=== Exercise instructions ===
Identify and reproduce every line holding the string "ремней".

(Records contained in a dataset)
========
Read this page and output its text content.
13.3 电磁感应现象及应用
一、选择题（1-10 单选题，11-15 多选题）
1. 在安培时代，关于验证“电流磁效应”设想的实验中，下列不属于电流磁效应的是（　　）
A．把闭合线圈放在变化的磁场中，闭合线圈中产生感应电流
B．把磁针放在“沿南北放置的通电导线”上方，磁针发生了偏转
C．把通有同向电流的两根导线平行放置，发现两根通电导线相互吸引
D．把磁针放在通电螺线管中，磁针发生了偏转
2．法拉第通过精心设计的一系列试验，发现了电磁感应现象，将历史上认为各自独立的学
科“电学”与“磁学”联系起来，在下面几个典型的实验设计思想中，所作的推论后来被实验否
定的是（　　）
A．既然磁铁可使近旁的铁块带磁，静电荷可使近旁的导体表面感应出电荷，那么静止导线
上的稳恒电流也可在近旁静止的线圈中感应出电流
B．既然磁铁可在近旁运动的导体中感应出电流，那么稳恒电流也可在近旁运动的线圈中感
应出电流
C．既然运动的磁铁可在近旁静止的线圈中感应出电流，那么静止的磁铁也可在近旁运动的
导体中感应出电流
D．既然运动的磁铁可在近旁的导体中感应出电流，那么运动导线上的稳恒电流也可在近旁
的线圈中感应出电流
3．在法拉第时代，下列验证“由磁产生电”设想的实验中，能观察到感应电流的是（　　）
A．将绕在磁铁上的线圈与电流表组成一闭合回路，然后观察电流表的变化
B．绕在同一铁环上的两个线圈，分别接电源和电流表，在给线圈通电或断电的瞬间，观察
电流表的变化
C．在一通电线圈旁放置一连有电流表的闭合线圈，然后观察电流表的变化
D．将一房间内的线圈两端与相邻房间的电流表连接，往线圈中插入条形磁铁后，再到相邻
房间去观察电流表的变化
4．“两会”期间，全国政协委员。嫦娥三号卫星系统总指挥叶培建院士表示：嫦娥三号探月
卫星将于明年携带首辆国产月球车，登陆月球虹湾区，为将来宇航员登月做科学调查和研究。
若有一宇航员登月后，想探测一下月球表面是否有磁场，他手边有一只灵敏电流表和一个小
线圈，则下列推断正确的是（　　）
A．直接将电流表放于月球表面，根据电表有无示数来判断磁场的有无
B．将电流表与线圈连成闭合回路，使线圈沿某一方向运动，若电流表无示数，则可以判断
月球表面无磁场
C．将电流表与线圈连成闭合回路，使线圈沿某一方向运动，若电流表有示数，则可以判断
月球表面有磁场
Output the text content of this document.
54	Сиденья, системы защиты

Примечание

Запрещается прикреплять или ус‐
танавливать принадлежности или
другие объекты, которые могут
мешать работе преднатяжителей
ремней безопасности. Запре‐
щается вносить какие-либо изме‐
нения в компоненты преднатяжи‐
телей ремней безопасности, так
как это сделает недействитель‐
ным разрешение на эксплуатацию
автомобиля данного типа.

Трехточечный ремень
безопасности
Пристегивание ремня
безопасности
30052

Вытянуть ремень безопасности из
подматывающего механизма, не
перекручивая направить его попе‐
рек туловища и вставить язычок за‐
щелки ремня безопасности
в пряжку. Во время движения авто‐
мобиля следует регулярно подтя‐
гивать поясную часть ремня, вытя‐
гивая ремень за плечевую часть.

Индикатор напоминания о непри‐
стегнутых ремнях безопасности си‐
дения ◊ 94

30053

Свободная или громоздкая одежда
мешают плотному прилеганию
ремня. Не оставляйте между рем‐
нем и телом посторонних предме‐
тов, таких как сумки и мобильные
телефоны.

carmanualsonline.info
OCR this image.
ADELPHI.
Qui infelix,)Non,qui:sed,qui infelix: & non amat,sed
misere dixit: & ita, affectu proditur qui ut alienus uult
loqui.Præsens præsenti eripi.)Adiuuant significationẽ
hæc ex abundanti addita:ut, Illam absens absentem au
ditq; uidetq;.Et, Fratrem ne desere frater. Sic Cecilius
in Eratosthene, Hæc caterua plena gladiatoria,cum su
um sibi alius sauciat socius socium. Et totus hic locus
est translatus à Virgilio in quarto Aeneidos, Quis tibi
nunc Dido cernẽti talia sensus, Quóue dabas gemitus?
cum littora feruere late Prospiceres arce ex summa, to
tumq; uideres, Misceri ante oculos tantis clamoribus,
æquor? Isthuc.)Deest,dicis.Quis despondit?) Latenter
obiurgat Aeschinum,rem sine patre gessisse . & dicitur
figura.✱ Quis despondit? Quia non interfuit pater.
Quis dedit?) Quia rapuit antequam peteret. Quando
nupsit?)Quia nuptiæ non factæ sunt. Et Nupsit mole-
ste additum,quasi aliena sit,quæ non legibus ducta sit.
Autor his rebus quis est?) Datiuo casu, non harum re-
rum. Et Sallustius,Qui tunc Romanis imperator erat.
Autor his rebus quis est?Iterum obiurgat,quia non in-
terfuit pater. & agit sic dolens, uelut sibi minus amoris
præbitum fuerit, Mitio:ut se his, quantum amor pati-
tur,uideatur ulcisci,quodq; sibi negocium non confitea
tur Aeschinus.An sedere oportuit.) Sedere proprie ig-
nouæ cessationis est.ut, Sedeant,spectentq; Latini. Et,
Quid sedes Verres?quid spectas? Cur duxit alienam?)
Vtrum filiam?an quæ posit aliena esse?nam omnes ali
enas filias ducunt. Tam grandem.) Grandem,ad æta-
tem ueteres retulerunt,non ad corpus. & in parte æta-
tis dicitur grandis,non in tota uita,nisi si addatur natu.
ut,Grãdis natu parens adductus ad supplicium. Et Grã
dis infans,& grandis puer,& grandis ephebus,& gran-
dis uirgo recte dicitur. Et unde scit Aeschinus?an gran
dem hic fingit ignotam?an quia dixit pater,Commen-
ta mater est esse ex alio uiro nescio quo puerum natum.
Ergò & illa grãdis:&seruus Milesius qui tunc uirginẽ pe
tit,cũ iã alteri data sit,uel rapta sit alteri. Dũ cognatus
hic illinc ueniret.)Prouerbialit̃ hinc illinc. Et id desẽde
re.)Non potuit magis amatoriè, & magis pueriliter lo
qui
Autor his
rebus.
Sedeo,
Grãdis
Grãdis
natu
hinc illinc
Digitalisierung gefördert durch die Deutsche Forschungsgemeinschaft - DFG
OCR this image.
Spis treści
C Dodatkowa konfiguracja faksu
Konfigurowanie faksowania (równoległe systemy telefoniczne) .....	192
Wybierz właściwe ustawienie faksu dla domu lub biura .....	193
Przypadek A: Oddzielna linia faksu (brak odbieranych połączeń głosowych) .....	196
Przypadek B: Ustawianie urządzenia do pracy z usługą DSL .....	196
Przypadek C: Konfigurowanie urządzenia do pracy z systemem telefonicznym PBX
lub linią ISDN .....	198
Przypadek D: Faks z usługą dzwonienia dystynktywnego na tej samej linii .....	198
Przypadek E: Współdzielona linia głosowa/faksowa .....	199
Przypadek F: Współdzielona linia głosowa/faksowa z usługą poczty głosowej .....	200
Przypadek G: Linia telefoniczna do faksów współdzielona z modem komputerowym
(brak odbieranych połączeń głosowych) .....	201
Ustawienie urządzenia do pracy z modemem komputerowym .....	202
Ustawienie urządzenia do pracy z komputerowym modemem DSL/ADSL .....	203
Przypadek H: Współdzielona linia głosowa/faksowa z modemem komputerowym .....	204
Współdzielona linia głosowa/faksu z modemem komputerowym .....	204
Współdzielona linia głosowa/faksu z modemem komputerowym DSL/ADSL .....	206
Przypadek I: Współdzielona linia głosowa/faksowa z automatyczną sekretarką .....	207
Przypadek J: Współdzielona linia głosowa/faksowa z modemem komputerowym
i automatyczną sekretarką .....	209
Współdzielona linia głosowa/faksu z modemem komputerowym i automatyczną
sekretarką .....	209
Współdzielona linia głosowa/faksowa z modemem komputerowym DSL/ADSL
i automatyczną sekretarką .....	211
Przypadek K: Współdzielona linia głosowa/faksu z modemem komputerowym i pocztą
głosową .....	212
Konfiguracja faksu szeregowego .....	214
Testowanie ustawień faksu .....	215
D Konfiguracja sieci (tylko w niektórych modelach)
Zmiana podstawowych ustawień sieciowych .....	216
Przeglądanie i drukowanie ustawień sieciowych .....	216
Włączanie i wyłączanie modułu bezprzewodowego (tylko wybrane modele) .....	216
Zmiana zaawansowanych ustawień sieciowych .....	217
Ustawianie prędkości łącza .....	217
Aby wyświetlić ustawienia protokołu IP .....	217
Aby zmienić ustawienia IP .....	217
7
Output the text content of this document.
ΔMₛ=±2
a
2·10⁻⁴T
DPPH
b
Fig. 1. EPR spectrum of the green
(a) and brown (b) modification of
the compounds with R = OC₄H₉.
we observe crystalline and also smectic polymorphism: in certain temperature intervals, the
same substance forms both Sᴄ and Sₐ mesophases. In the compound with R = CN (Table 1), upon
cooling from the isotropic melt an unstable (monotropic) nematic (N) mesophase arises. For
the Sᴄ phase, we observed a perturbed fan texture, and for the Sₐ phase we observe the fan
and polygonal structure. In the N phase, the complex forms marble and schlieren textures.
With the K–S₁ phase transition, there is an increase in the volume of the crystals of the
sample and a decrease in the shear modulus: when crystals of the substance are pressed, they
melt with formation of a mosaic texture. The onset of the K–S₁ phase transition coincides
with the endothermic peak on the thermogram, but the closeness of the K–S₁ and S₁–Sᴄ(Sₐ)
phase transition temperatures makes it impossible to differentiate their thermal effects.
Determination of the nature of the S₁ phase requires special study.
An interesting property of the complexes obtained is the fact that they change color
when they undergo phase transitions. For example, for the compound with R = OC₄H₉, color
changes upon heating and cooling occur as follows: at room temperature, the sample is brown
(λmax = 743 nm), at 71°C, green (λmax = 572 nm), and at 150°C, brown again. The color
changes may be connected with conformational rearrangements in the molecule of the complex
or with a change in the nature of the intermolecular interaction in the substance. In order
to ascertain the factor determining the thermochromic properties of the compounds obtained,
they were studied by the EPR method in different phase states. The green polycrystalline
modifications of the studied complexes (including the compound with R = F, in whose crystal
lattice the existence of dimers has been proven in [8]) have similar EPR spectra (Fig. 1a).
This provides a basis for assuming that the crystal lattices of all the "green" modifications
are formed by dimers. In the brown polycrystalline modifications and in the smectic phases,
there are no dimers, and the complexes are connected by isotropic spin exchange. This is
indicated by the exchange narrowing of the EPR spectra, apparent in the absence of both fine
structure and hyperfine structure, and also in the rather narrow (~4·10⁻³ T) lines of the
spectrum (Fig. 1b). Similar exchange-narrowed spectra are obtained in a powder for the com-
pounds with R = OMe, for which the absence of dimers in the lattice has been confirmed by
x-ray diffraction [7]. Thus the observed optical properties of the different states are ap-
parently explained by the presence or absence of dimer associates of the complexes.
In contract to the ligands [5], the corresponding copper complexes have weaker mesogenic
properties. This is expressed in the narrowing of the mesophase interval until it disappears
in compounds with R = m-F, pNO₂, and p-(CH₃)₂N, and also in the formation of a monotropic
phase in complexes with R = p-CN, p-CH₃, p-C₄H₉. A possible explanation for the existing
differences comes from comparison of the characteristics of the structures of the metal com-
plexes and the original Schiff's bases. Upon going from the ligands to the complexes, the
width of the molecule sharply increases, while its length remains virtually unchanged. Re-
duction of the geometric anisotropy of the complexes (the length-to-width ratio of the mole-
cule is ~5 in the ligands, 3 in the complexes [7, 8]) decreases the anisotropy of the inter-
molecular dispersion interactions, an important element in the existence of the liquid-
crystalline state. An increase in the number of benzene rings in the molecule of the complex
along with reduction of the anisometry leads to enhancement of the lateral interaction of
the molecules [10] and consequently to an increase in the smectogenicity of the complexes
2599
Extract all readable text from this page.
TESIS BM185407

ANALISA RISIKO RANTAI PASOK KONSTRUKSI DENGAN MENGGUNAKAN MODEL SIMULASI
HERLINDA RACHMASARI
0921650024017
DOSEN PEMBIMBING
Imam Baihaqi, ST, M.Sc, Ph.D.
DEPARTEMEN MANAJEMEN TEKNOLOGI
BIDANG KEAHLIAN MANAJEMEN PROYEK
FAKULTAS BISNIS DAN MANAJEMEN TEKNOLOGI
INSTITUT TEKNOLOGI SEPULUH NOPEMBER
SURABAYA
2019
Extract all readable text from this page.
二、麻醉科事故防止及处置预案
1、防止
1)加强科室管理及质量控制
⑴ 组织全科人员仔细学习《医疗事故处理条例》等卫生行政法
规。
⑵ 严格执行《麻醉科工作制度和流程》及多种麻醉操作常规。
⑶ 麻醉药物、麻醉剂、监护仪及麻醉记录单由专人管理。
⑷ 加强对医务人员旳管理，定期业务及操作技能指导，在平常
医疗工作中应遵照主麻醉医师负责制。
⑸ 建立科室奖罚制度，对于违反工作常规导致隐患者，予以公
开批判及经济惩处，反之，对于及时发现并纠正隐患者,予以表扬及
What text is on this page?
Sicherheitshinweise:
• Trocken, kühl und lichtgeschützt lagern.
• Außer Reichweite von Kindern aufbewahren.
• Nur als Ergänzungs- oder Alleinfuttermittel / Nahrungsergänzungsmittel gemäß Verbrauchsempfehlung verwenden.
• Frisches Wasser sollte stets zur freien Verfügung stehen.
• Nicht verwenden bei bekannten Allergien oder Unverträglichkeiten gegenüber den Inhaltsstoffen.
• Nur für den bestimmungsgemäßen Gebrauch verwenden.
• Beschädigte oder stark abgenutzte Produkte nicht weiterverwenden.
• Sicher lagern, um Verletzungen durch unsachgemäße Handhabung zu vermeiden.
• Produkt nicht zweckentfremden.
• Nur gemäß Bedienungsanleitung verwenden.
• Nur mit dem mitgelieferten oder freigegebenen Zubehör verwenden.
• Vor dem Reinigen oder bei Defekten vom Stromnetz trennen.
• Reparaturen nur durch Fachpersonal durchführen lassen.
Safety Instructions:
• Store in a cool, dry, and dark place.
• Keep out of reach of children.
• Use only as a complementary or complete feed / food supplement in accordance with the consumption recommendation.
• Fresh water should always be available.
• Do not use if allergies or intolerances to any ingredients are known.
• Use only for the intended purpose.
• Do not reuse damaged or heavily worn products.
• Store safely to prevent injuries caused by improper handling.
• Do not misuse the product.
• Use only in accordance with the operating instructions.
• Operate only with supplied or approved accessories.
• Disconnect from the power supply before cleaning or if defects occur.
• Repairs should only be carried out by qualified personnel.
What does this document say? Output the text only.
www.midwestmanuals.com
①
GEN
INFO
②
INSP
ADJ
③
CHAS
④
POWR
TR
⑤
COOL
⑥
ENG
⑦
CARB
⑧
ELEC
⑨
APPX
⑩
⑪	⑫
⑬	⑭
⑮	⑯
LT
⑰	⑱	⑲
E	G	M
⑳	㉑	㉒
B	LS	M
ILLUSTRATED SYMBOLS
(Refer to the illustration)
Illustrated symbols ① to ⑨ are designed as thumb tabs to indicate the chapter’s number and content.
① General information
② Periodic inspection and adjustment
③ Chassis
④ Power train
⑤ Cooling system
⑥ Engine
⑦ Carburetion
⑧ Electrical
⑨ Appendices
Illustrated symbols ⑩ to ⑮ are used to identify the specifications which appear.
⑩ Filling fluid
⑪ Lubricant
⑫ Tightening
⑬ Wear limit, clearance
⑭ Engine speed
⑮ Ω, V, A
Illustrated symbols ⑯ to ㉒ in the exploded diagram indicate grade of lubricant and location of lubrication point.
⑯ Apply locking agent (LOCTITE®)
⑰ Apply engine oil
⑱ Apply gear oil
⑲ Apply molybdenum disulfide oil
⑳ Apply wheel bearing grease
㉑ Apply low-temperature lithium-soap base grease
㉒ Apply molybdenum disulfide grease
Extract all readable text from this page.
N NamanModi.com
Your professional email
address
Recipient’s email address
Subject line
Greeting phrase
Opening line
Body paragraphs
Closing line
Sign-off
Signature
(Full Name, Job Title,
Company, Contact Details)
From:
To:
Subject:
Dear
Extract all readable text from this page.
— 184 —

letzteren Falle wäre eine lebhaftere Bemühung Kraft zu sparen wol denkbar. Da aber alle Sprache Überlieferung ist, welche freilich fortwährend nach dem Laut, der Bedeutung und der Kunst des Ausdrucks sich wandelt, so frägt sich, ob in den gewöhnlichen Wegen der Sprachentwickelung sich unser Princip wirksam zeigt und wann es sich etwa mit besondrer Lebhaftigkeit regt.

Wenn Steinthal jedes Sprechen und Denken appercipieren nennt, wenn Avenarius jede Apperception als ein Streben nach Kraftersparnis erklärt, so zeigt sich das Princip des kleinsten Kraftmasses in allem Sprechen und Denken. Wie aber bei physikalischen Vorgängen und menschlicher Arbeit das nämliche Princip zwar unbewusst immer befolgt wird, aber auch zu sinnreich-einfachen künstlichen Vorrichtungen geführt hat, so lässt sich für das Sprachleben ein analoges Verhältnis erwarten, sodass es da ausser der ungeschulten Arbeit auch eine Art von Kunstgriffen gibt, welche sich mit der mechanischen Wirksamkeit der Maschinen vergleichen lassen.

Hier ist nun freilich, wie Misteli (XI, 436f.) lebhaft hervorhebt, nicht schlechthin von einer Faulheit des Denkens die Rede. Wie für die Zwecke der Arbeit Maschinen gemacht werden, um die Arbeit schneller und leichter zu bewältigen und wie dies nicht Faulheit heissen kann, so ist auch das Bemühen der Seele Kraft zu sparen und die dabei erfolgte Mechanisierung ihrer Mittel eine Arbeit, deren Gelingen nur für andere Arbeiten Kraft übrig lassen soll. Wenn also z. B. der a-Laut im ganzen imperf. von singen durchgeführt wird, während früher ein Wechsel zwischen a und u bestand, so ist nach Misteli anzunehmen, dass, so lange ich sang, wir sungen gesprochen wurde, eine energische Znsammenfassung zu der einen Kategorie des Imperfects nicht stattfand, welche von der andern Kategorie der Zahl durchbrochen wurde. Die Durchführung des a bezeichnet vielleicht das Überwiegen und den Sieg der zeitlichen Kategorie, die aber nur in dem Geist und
========
=== Result of this exercise ===
ремней безопасности. Запре‐
телей ремней безопасности, так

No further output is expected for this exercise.